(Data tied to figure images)
---*---

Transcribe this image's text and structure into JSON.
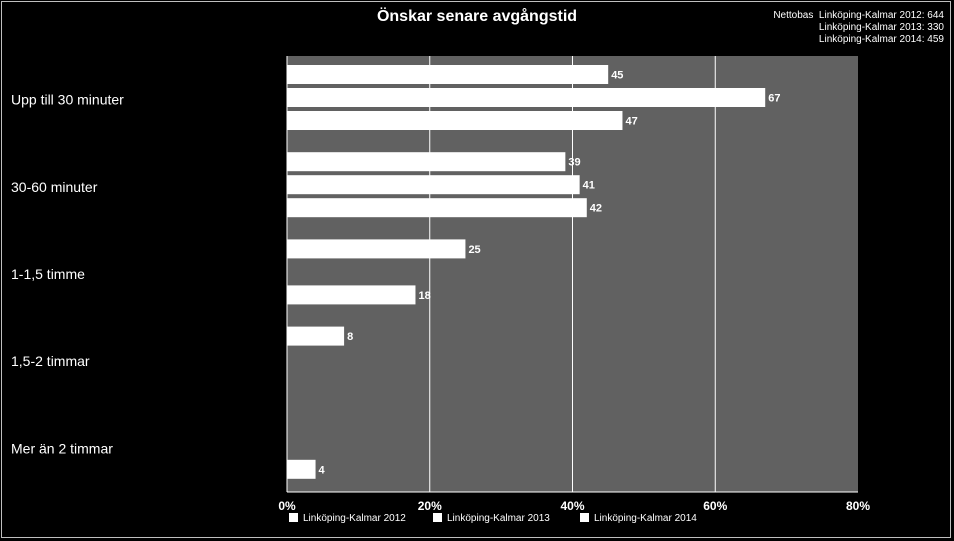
{
  "chart_data": {
    "type": "bar",
    "orientation": "horizontal",
    "title": "Önskar senare avgångstid",
    "categories": [
      "Upp till 30 minuter",
      "30-60 minuter",
      "1-1,5 timme",
      "1,5-2 timmar",
      "Mer än 2 timmar"
    ],
    "series": [
      {
        "name": "Linköping-Kalmar 2012",
        "values": [
          45,
          39,
          25,
          8,
          null
        ]
      },
      {
        "name": "Linköping-Kalmar 2013",
        "values": [
          67,
          41,
          null,
          null,
          null
        ]
      },
      {
        "name": "Linköping-Kalmar 2014",
        "values": [
          47,
          42,
          18,
          null,
          4
        ]
      }
    ],
    "xlim": [
      0,
      80
    ],
    "xticks": [
      "0%",
      "20%",
      "40%",
      "60%",
      "80%"
    ],
    "grid": true,
    "legend_position": "bottom",
    "colors": {
      "background": "#000000",
      "plot_area": "#616161",
      "bars": "#ffffff",
      "gridlines": "#ffffff",
      "text": "#ffffff"
    }
  },
  "base_note": {
    "label": "Nettobas",
    "rows": [
      "Linköping-Kalmar 2012: 644",
      "Linköping-Kalmar 2013: 330",
      "Linköping-Kalmar 2014: 459"
    ]
  }
}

---*---

Set problem: Reproduce all the entries that precede this task, word for word, minus any pictures.

Correct response:
Transcribe this image's text and structure into JSON.
{
  "chart_data": {
    "type": "bar",
    "orientation": "horizontal",
    "title": "Önskar senare avgångstid",
    "categories": [
      "Upp till 30 minuter",
      "30-60 minuter",
      "1-1,5 timme",
      "1,5-2 timmar",
      "Mer än 2 timmar"
    ],
    "series": [
      {
        "name": "Linköping-Kalmar 2012",
        "values": [
          45,
          39,
          25,
          8,
          null
        ]
      },
      {
        "name": "Linköping-Kalmar 2013",
        "values": [
          67,
          41,
          null,
          null,
          null
        ]
      },
      {
        "name": "Linköping-Kalmar 2014",
        "values": [
          47,
          42,
          18,
          null,
          4
        ]
      }
    ],
    "xlim": [
      0,
      80
    ],
    "xticks": [
      "0%",
      "20%",
      "40%",
      "60%",
      "80%"
    ],
    "grid": true,
    "legend_position": "bottom",
    "colors": {
      "background": "#000000",
      "plot_area": "#616161",
      "bars": "#ffffff",
      "gridlines": "#ffffff",
      "text": "#ffffff"
    }
  },
  "base_note": {
    "label": "Nettobas",
    "rows": [
      "Linköping-Kalmar 2012: 644",
      "Linköping-Kalmar 2013: 330",
      "Linköping-Kalmar 2014: 459"
    ]
  }
}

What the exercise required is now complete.